:: To do ::
Could every line of the data be printed exactly as it reads?

[Extracted data entries]
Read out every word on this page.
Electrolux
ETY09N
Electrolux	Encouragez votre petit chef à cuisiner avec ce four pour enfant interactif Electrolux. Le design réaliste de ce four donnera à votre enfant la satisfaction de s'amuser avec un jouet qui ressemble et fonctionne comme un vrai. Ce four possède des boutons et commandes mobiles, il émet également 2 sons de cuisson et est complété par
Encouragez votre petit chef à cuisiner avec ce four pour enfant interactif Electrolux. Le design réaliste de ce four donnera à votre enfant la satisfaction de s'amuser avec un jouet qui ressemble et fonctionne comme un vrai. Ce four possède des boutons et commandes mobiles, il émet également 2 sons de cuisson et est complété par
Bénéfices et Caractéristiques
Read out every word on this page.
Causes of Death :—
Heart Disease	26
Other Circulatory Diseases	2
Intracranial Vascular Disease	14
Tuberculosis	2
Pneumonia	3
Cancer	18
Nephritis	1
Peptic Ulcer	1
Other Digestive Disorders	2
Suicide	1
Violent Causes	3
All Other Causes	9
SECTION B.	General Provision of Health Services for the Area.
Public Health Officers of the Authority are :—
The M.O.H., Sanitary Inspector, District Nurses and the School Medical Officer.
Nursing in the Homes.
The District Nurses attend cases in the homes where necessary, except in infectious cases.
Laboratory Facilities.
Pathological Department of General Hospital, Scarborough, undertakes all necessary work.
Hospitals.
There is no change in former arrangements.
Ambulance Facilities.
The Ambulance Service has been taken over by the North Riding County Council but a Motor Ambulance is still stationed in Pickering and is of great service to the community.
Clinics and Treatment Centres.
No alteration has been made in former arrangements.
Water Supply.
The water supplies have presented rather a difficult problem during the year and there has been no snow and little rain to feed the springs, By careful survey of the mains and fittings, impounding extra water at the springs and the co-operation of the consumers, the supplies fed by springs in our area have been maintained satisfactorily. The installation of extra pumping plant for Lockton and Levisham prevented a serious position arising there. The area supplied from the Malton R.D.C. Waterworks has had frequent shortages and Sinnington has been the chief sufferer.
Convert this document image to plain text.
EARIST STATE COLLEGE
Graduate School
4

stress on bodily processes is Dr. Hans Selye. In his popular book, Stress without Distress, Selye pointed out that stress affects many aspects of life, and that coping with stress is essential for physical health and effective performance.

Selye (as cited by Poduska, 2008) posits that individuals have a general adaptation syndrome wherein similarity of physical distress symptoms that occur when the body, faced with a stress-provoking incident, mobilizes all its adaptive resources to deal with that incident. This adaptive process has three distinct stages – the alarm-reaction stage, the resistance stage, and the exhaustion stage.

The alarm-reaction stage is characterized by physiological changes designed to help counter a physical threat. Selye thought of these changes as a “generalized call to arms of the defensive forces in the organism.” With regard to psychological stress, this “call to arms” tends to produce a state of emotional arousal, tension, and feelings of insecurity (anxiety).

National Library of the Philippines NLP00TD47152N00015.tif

:: Exercise answer ::
Read out every word on this page.
Electrolux
ETY09N
Electrolux	Encouragez votre petit chef à cuisiner avec ce four pour enfant interactif Electrolux. Le design réaliste de ce four donnera à votre enfant la satisfaction de s'amuser avec un jouet qui ressemble et fonctionne comme un vrai. Ce four possède des boutons et commandes mobiles, il émet également 2 sons de cuisson et est complété par
Encouragez votre petit chef à cuisiner avec ce four pour enfant interactif Electrolux. Le design réaliste de ce four donnera à votre enfant la satisfaction de s'amuser avec un jouet qui ressemble et fonctionne comme un vrai. Ce four possède des boutons et commandes mobiles, il émet également 2 sons de cuisson et est complété par
Bénéfices et Caractéristiques
Read out every word on this page.
Causes of Death :—
Heart Disease	26
Other Circulatory Diseases	2
Intracranial Vascular Disease	14
Tuberculosis	2
Pneumonia	3
Cancer	18
Nephritis	1
Peptic Ulcer	1
Other Digestive Disorders	2
Suicide	1
Violent Causes	3
All Other Causes	9
SECTION B.	General Provision of Health Services for the Area.
Public Health Officers of the Authority are :—
The M.O.H., Sanitary Inspector, District Nurses and the School Medical Officer.
Nursing in the Homes.
The District Nurses attend cases in the homes where necessary, except in infectious cases.
Laboratory Facilities.
Pathological Department of General Hospital, Scarborough, undertakes all necessary work.
Hospitals.
There is no change in former arrangements.
Ambulance Facilities.
The Ambulance Service has been taken over by the North Riding County Council but a Motor Ambulance is still stationed in Pickering and is of great service to the community.
Clinics and Treatment Centres.
No alteration has been made in former arrangements.
Water Supply.
The water supplies have presented rather a difficult problem during the year and there has been no snow and little rain to feed the springs, By careful survey of the mains and fittings, impounding extra water at the springs and the co-operation of the consumers, the supplies fed by springs in our area have been maintained satisfactorily. The installation of extra pumping plant for Lockton and Levisham prevented a serious position arising there. The area supplied from the Malton R.D.C. Waterworks has had frequent shortages and Sinnington has been the chief sufferer.
Convert this document image to plain text.
EARIST STATE COLLEGE
Graduate School
4

stress on bodily processes is Dr. Hans Selye. In his popular book, Stress without Distress, Selye pointed out that stress affects many aspects of life, and that coping with stress is essential for physical health and effective performance.

Selye (as cited by Poduska, 2008) posits that individuals have a general adaptation syndrome wherein similarity of physical distress symptoms that occur when the body, faced with a stress-provoking incident, mobilizes all its adaptive resources to deal with that incident. This adaptive process has three distinct stages – the alarm-reaction stage, the resistance stage, and the exhaustion stage.

The alarm-reaction stage is characterized by physiological changes designed to help counter a physical threat. Selye thought of these changes as a “generalized call to arms of the defensive forces in the organism.” With regard to psychological stress, this “call to arms” tends to produce a state of emotional arousal, tension, and feelings of insecurity (anxiety).

National Library of the Philippines NLP00TD47152N00015.tif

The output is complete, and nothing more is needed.